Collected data

····················

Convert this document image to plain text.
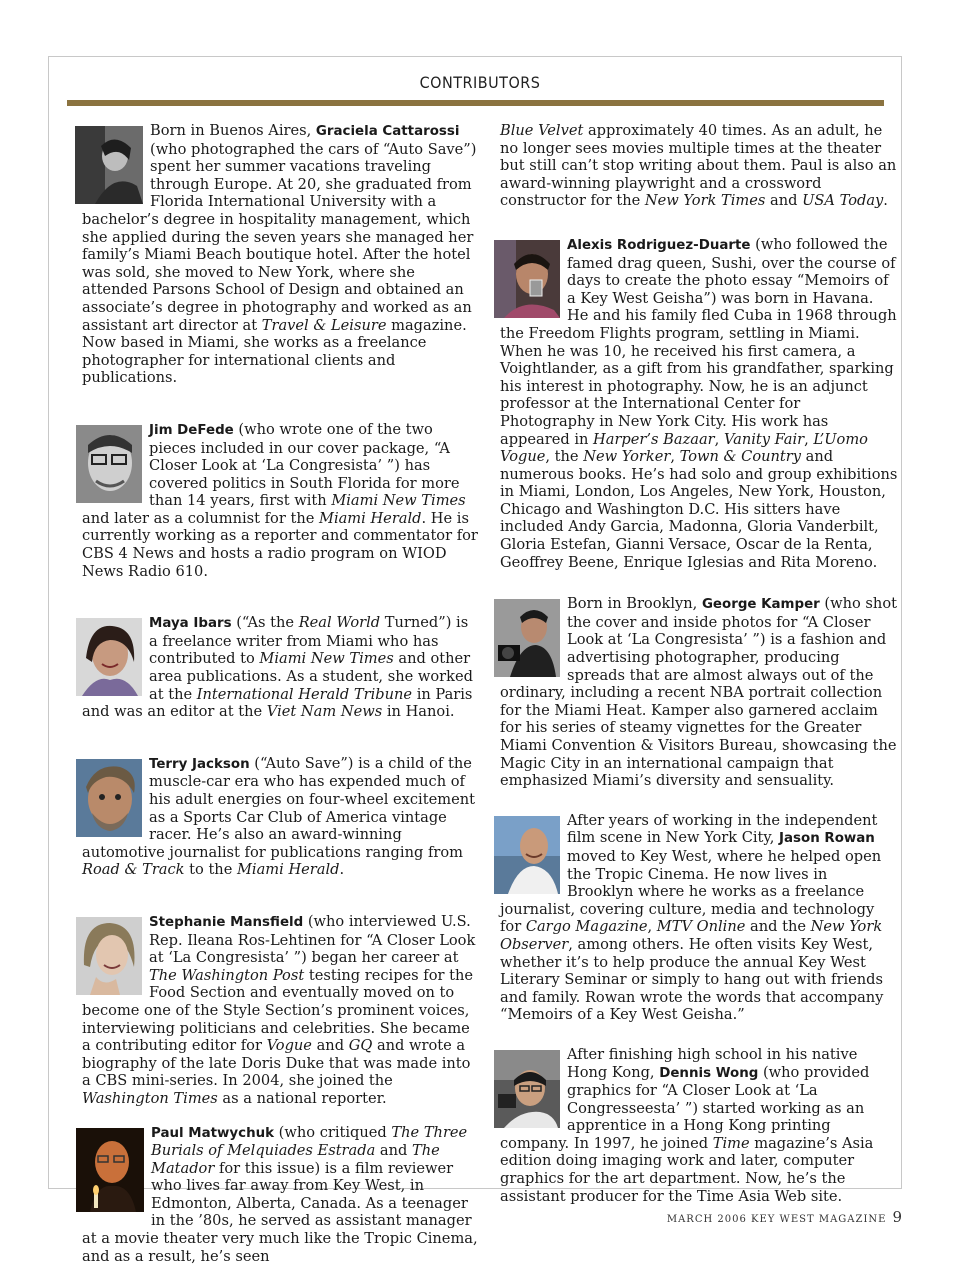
CONTRIBUTORS

Born in Buenos Aires, Graciela Cattarossi (who photographed the cars of “Auto Save”) spent her summer vacations traveling through Europe. At 20, she graduated from Florida International University with a bachelor’s degree in hospitality management, which she applied during the seven years she managed her family’s Miami Beach boutique hotel. After the hotel was sold, she moved to New York, where she attended Parsons School of Design and obtained an associate’s degree in photography and worked as an assistant art director at Travel & Leisure magazine. Now based in Miami, she works as a freelance photographer for international clients and publications.

Jim DeFede (who wrote one of the two pieces included in our cover package, “A Closer Look at ‘La Congresista’ ”) has covered politics in South Florida for more than 14 years, first with Miami New Times and later as a columnist for the Miami Herald. He is currently working as a reporter and commentator for CBS 4 News and hosts a radio program on WIOD News Radio 610.

Maya Ibars (“As the Real World Turned”) is a freelance writer from Miami who has contributed to Miami New Times and other area publications. As a student, she worked at the International Herald Tribune in Paris and was an editor at the Viet Nam News in Hanoi.

Terry Jackson (“Auto Save”) is a child of the muscle-car era who has expended much of his adult energies on four-wheel excitement as a Sports Car Club of America vintage racer. He’s also an award-winning automotive journalist for publications ranging from Road & Track to the Miami Herald.

Stephanie Mansfield (who interviewed U.S. Rep. Ileana Ros-Lehtinen for “A Closer Look at ‘La Congresista’ ”) began her career at The Washington Post testing recipes for the Food Section and eventually moved on to become one of the Style Section’s prominent voices, interviewing politicians and celebrities. She became a contributing editor for Vogue and GQ and wrote a biography of the late Doris Duke that was made into a CBS mini-series. In 2004, she joined the Washington Times as a national reporter.

Paul Matwychuk (who critiqued The Three Burials of Melquiades Estrada and The Matador for this issue) is a film reviewer who lives far away from Key West, in Edmonton, Alberta, Canada. As a teenager in the ’80s, he served as assistant manager at a movie theater very much like the Tropic Cinema, and as a result, he’s seen

Blue Velvet approximately 40 times. As an adult, he no longer sees movies multiple times at the theater but still can’t stop writing about them. Paul is also an award-winning playwright and a crossword constructor for the New York Times and USA Today.

Alexis Rodriguez-Duarte (who followed the famed drag queen, Sushi, over the course of days to create the photo essay “Memoirs of a Key West Geisha”) was born in Havana. He and his family fled Cuba in 1968 through the Freedom Flights program, settling in Miami. When he was 10, he received his first camera, a Voightlander, as a gift from his grandfather, sparking his interest in photography. Now, he is an adjunct professor at the International Center for Photography in New York City. His work has appeared in Harper’s Bazaar, Vanity Fair, L’Uomo Vogue, the New Yorker, Town & Country and numerous books. He’s had solo and group exhibitions in Miami, London, Los Angeles, New York, Houston, Chicago and Washington D.C. His sitters have included Andy Garcia, Madonna, Gloria Vanderbilt, Gloria Estefan, Gianni Versace, Oscar de la Renta, Geoffrey Beene, Enrique Iglesias and Rita Moreno.

Born in Brooklyn, George Kamper (who shot the cover and inside photos for “A Closer Look at ‘La Congresista’ ”) is a fashion and advertising photographer, producing spreads that are almost always out of the ordinary, including a recent NBA portrait collection for the Miami Heat. Kamper also garnered acclaim for his series of steamy vignettes for the Greater Miami Convention & Visitors Bureau, showcasing the Magic City in an international campaign that emphasized Miami’s diversity and sensuality.

After years of working in the independent film scene in New York City, Jason Rowan moved to Key West, where he helped open the Tropic Cinema. He now lives in Brooklyn where he works as a freelance journalist, covering culture, media and technology for Cargo Magazine, MTV Online and the New York Observer, among others. He often visits Key West, whether it’s to help produce the annual Key West Literary Seminar or simply to hang out with friends and family. Rowan wrote the words that accompany “Memoirs of a Key West Geisha.”

After finishing high school in his native Hong Kong, Dennis Wong (who provided graphics for “A Closer Look at ‘La Congresseesta’ ”) started working as an apprentice in a Hong Kong printing company. In 1997, he joined Time magazine’s Asia edition doing imaging work and later, computer graphics for the art department. Now, he’s the assistant producer for the Time Asia Web site.

MARCH 2006 KEY WEST MAGAZINE 9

····················

Task directions
Search the entries for the word "editor", then list each line that holds it.

Right answer
Maya Ibars (“As the Real World Turned”) is a freelance writer from Miami who has contributed to Miami New Times and other area publications. As a student, she worked at the International Herald Tribune in Paris and was an editor at the Viet Nam News in Hanoi.
Stephanie Mansfield (who interviewed U.S. Rep. Ileana Ros-Lehtinen for “A Closer Look at ‘La Congresista’ ”) began her career at The Washington Post testing recipes for the Food Section and eventually moved on to become one of the Style Section’s prominent voices, interviewing politicians and celebrities. She became a contributing editor for Vogue and GQ and wrote a biography of the late Doris Duke that was made into a CBS mini-series. In 2004, she joined the Washington Times as a national reporter.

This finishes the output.